■ Your task ■
In the material below, how many lines contain the word "blocking"? The reply must be that number alone.

■ Provided data ■
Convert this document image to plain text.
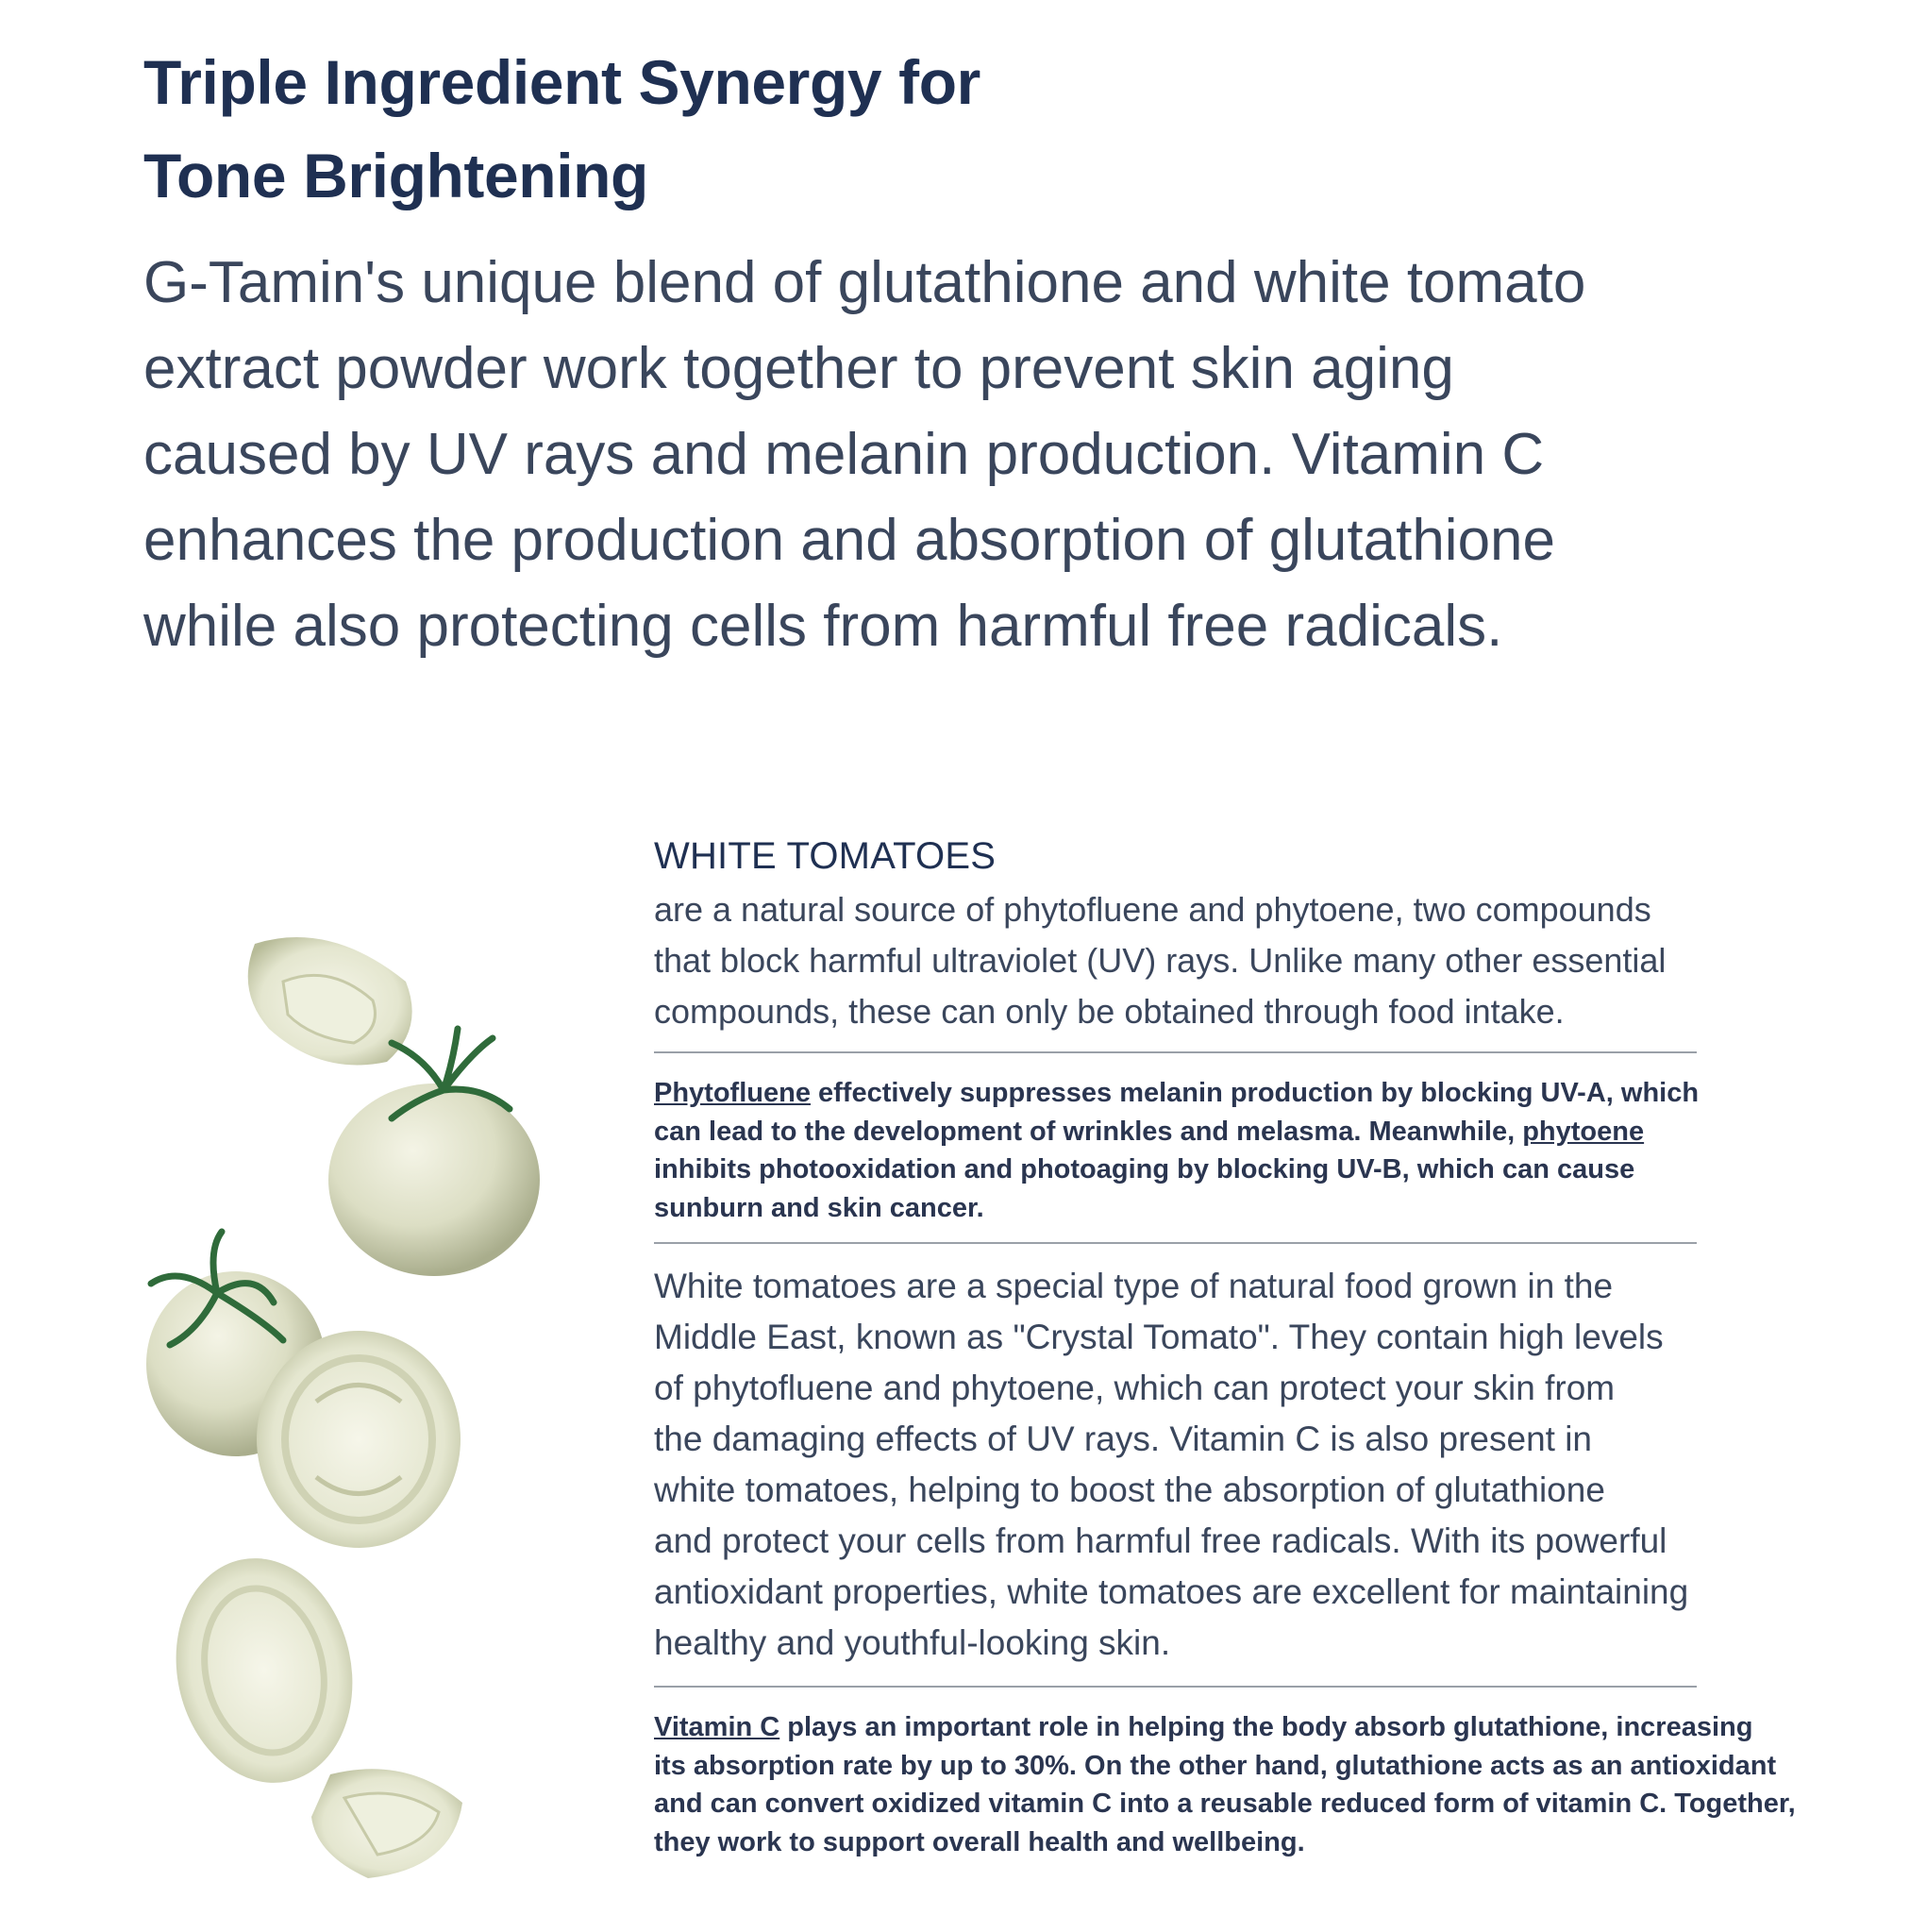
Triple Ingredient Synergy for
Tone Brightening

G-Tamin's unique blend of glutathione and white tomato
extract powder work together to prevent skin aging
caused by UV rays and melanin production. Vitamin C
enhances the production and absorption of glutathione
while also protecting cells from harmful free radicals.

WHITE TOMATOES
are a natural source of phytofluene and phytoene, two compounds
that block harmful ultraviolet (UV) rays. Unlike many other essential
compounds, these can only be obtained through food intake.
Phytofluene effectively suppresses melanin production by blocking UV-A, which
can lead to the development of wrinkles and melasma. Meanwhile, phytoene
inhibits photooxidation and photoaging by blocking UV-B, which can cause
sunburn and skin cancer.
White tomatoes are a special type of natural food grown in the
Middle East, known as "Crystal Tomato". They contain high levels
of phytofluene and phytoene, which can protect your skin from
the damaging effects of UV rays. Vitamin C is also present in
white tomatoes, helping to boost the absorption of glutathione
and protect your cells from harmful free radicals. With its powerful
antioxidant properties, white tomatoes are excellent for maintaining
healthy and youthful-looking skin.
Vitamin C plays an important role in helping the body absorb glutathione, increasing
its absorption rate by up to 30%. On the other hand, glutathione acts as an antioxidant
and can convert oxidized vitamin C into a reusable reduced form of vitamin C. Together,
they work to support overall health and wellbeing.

■ Task answer ■
2